## BEGIN Provided records

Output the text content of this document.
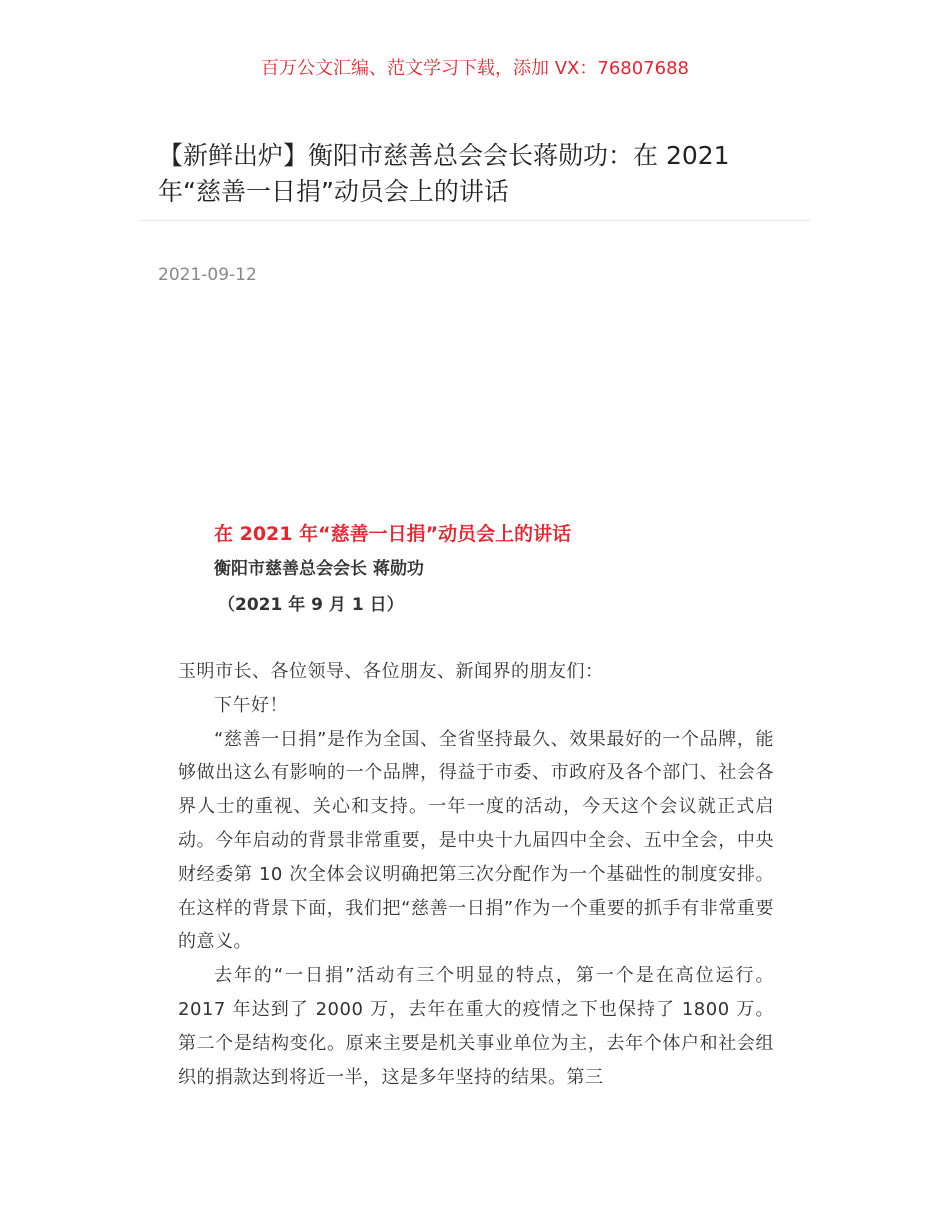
百万公文汇编、范文学习下载，添加 VX：76807688
【新鲜出炉】衡阳市慈善总会会长蒋勋功：在 2021 年“慈善一日捐”动员会上的讲话
2021-09-12
在 2021 年“慈善一日捐”动员会上的讲话
衡阳市慈善总会会长 蒋勋功
（2021 年 9 月 1 日）

玉明市长、各位领导、各位朋友、新闻界的朋友们：

下午好！

“慈善一日捐”是作为全国、全省坚持最久、效果最好的一个品牌，能够做出这么有影响的一个品牌，得益于市委、市政府及各个部门、社会各界人士的重视、关心和支持。一年一度的活动，今天这个会议就正式启动。今年启动的背景非常重要，是中央十九届四中全会、五中全会，中央财经委第 10 次全体会议明确把第三次分配作为一个基础性的制度安排。在这样的背景下面，我们把“慈善一日捐”作为一个重要的抓手有非常重要的意义。

去年的“一日捐”活动有三个明显的特点，第一个是在高位运行。2017 年达到了 2000 万，去年在重大的疫情之下也保持了 1800 万。第二个是结构变化。原来主要是机关事业单位为主，去年个体户和社会组织的捐款达到将近一半，这是多年坚持的结果。第三
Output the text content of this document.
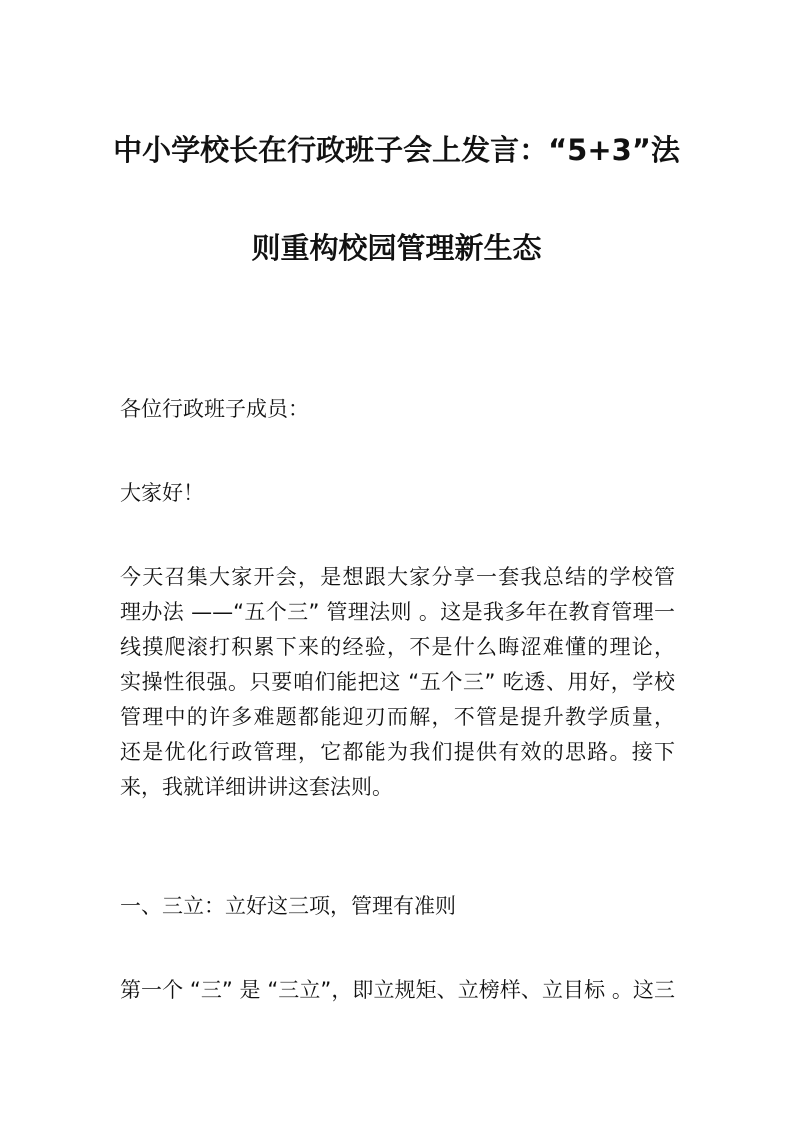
中小学校长在行政班子会上发言：“5+3”法
则重构校园管理新生态
各位行政班子成员：
大家好！
今天召集大家开会，是想跟大家分享一套我总结的学校管
理办法 ——“五个三” 管理法则 。这是我多年在教育管理一
线摸爬滚打积累下来的经验，不是什么晦涩难懂的理论，
实操性很强。只要咱们能把这 “五个三” 吃透、用好，学校
管理中的许多难题都能迎刃而解，不管是提升教学质量，
还是优化行政管理，它都能为我们提供有效的思路。接下
来，我就详细讲讲这套法则。
一、三立：立好这三项，管理有准则
第一个 “三” 是 “三立”，即立规矩、立榜样、立目标 。这三
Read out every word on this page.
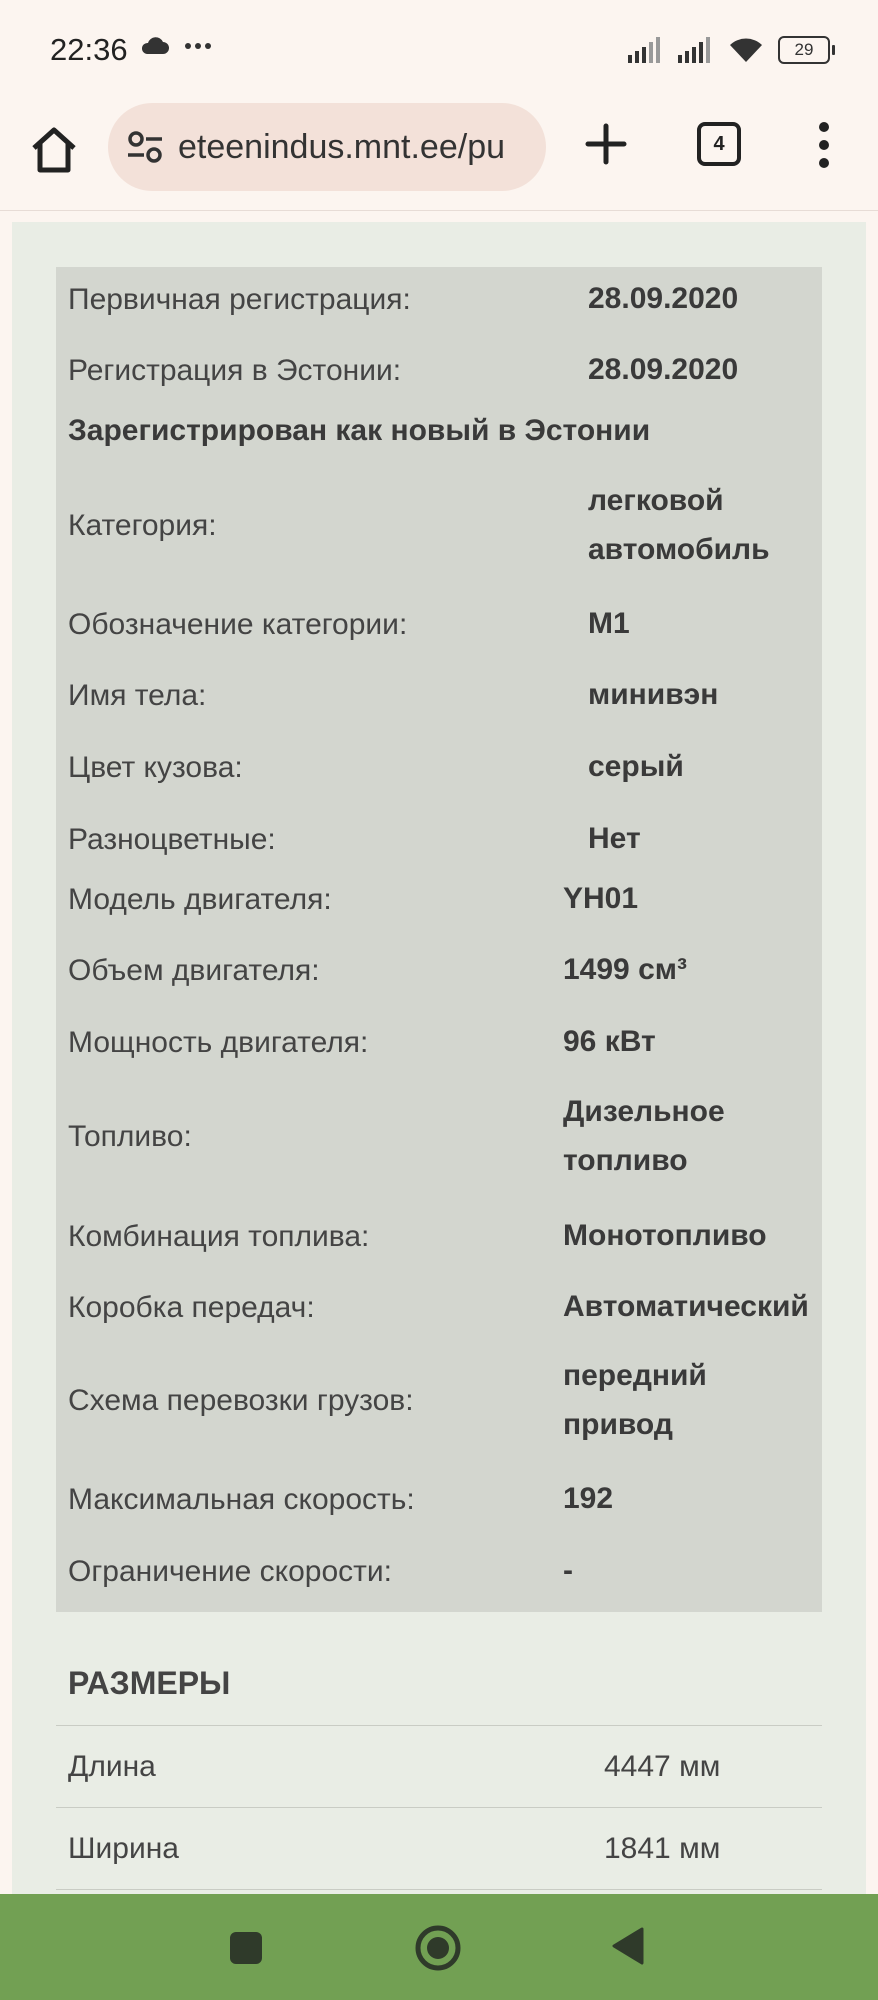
22:36	29
eteenindus.mnt.ee/pu	4
Первичная регистрация:	28.09.2020
Регистрация в Эстонии:	28.09.2020
Зарегистрирован как новый в Эстонии
Категория:
легковой автомобиль
Обозначение категории:	M1
Имя тела:	минивэн
Цвет кузова:	серый
Разноцветные:	Нет
Модель двигателя:	YH01
Объем двигателя:	1499 см³
Мощность двигателя:	96 кВт
Топливо:
Дизельное топливо
Комбинация топлива:	Монотопливо
Коробка передач:	Автоматический
Схема перевозки грузов:
передний привод
Максимальная скорость:	192
Ограничение скорости:	-
РАЗМЕРЫ
Длина	4447 мм
Ширина	1841 мм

## END Provided records

→ **Your goal**
Print only the lines from the line that contains "Read out every word on this page." to the final line of the data, inclusive. Pictures stay out.

→ **Response for this exercise**
Read out every word on this page.
22:36	29
eteenindus.mnt.ee/pu	4
Первичная регистрация:	28.09.2020
Регистрация в Эстонии:	28.09.2020
Зарегистрирован как новый в Эстонии
Категория:
легковой автомобиль
Обозначение категории:	M1
Имя тела:	минивэн
Цвет кузова:	серый
Разноцветные:	Нет
Модель двигателя:	YH01
Объем двигателя:	1499 см³
Мощность двигателя:	96 кВт
Топливо:
Дизельное топливо
Комбинация топлива:	Монотопливо
Коробка передач:	Автоматический
Схема перевозки грузов:
передний привод
Максимальная скорость:	192
Ограничение скорости:	-
РАЗМЕРЫ
Длина	4447 мм
Ширина	1841 мм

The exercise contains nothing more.